(Stored data entries)
········

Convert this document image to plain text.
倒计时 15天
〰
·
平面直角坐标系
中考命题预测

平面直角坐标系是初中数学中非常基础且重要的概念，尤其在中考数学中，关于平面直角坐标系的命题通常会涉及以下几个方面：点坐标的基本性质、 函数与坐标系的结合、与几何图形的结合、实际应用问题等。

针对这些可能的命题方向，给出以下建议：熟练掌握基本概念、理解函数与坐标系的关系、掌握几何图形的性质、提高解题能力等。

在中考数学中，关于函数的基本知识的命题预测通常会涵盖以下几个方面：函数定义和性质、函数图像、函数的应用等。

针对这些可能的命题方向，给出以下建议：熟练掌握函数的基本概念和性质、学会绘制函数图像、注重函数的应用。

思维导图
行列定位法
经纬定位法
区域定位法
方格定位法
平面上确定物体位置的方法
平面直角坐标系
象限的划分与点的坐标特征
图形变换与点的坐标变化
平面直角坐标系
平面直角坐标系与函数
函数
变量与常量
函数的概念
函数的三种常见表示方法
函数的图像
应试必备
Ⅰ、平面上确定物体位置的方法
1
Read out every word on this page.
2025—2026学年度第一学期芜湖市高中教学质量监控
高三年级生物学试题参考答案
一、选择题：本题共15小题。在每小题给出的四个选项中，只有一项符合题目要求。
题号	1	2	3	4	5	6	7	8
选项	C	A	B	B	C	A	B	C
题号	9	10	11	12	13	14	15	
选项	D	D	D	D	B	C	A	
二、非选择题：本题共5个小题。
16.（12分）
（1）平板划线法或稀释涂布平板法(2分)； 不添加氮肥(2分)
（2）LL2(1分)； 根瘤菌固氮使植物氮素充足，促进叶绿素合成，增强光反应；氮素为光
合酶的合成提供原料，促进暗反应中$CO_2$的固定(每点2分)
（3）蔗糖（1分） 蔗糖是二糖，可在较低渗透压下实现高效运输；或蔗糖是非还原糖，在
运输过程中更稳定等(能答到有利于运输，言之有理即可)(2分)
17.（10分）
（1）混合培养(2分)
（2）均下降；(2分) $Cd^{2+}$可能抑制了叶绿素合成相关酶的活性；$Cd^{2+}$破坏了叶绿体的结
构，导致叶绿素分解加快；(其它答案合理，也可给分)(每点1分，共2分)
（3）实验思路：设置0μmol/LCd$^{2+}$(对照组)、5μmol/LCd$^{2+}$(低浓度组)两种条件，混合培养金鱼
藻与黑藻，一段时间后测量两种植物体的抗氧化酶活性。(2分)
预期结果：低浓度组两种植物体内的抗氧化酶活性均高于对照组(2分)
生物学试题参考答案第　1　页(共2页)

········

> What to do
Give the number of lines in the entries that hold the word "this", and nothing else.

> The completed task
2